Stored data entries:
· · ·
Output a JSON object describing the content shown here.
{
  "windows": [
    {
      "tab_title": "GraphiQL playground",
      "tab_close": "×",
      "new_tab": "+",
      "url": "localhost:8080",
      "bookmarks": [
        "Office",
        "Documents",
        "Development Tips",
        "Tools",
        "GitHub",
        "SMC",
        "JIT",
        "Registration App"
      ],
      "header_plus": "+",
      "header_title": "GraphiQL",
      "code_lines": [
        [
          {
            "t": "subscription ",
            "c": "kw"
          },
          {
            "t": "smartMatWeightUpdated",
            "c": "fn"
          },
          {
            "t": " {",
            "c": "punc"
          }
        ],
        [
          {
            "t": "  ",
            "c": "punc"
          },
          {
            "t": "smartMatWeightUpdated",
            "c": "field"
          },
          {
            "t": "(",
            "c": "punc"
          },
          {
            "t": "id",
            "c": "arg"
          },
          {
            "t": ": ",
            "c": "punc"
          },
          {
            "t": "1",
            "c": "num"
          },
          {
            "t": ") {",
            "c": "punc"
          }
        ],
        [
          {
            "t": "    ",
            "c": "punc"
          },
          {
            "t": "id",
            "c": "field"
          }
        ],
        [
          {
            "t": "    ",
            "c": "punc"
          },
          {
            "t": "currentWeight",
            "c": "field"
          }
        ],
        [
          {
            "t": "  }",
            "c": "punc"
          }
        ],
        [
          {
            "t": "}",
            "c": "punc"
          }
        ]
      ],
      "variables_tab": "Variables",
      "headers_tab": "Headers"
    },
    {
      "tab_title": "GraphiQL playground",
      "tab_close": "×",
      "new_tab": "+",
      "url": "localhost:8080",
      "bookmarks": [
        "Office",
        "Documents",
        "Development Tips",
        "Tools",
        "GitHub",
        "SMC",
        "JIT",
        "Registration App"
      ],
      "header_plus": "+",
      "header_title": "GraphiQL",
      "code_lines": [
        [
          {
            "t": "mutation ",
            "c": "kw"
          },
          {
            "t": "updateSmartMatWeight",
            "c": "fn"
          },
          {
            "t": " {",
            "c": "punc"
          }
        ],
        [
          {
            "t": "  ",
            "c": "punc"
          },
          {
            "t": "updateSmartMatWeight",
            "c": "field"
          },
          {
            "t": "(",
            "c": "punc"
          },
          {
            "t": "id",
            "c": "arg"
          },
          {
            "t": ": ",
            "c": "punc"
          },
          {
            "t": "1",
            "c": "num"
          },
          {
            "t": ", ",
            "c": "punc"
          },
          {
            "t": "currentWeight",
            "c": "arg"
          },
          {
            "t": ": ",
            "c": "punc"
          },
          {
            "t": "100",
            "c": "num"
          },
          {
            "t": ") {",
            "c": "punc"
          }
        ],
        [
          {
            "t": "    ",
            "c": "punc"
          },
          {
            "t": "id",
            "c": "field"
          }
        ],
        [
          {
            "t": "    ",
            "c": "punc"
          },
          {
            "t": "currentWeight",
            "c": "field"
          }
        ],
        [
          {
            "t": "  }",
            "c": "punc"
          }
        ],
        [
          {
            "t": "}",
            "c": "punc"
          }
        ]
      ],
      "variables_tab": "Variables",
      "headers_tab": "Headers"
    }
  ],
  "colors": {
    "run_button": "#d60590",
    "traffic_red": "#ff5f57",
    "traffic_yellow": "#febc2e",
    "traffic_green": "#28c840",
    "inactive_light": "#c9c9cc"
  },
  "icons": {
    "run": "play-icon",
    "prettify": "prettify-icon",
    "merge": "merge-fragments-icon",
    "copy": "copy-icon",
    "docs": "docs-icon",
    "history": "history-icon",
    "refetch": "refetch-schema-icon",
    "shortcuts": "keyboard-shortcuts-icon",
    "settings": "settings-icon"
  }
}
· · ·
#### EXERCISE REQUIREMENTS:
Set all of the entries down again, exactly as they were given.

#### SOLVED PROBLEM:
Output a JSON object describing the content shown here.
{
  "windows": [
    {
      "tab_title": "GraphiQL playground",
      "tab_close": "×",
      "new_tab": "+",
      "url": "localhost:8080",
      "bookmarks": [
        "Office",
        "Documents",
        "Development Tips",
        "Tools",
        "GitHub",
        "SMC",
        "JIT",
        "Registration App"
      ],
      "header_plus": "+",
      "header_title": "GraphiQL",
      "code_lines": [
        [
          {
            "t": "subscription ",
            "c": "kw"
          },
          {
            "t": "smartMatWeightUpdated",
            "c": "fn"
          },
          {
            "t": " {",
            "c": "punc"
          }
        ],
        [
          {
            "t": "  ",
            "c": "punc"
          },
          {
            "t": "smartMatWeightUpdated",
            "c": "field"
          },
          {
            "t": "(",
            "c": "punc"
          },
          {
            "t": "id",
            "c": "arg"
          },
          {
            "t": ": ",
            "c": "punc"
          },
          {
            "t": "1",
            "c": "num"
          },
          {
            "t": ") {",
            "c": "punc"
          }
        ],
        [
          {
            "t": "    ",
            "c": "punc"
          },
          {
            "t": "id",
            "c": "field"
          }
        ],
        [
          {
            "t": "    ",
            "c": "punc"
          },
          {
            "t": "currentWeight",
            "c": "field"
          }
        ],
        [
          {
            "t": "  }",
            "c": "punc"
          }
        ],
        [
          {
            "t": "}",
            "c": "punc"
          }
        ]
      ],
      "variables_tab": "Variables",
      "headers_tab": "Headers"
    },
    {
      "tab_title": "GraphiQL playground",
      "tab_close": "×",
      "new_tab": "+",
      "url": "localhost:8080",
      "bookmarks": [
        "Office",
        "Documents",
        "Development Tips",
        "Tools",
        "GitHub",
        "SMC",
        "JIT",
        "Registration App"
      ],
      "header_plus": "+",
      "header_title": "GraphiQL",
      "code_lines": [
        [
          {
            "t": "mutation ",
            "c": "kw"
          },
          {
            "t": "updateSmartMatWeight",
            "c": "fn"
          },
          {
            "t": " {",
            "c": "punc"
          }
        ],
        [
          {
            "t": "  ",
            "c": "punc"
          },
          {
            "t": "updateSmartMatWeight",
            "c": "field"
          },
          {
            "t": "(",
            "c": "punc"
          },
          {
            "t": "id",
            "c": "arg"
          },
          {
            "t": ": ",
            "c": "punc"
          },
          {
            "t": "1",
            "c": "num"
          },
          {
            "t": ", ",
            "c": "punc"
          },
          {
            "t": "currentWeight",
            "c": "arg"
          },
          {
            "t": ": ",
            "c": "punc"
          },
          {
            "t": "100",
            "c": "num"
          },
          {
            "t": ") {",
            "c": "punc"
          }
        ],
        [
          {
            "t": "    ",
            "c": "punc"
          },
          {
            "t": "id",
            "c": "field"
          }
        ],
        [
          {
            "t": "    ",
            "c": "punc"
          },
          {
            "t": "currentWeight",
            "c": "field"
          }
        ],
        [
          {
            "t": "  }",
            "c": "punc"
          }
        ],
        [
          {
            "t": "}",
            "c": "punc"
          }
        ]
      ],
      "variables_tab": "Variables",
      "headers_tab": "Headers"
    }
  ],
  "colors": {
    "run_button": "#d60590",
    "traffic_red": "#ff5f57",
    "traffic_yellow": "#febc2e",
    "traffic_green": "#28c840",
    "inactive_light": "#c9c9cc"
  },
  "icons": {
    "run": "play-icon",
    "prettify": "prettify-icon",
    "merge": "merge-fragments-icon",
    "copy": "copy-icon",
    "docs": "docs-icon",
    "history": "history-icon",
    "refetch": "refetch-schema-icon",
    "shortcuts": "keyboard-shortcuts-icon",
    "settings": "settings-icon"
  }
}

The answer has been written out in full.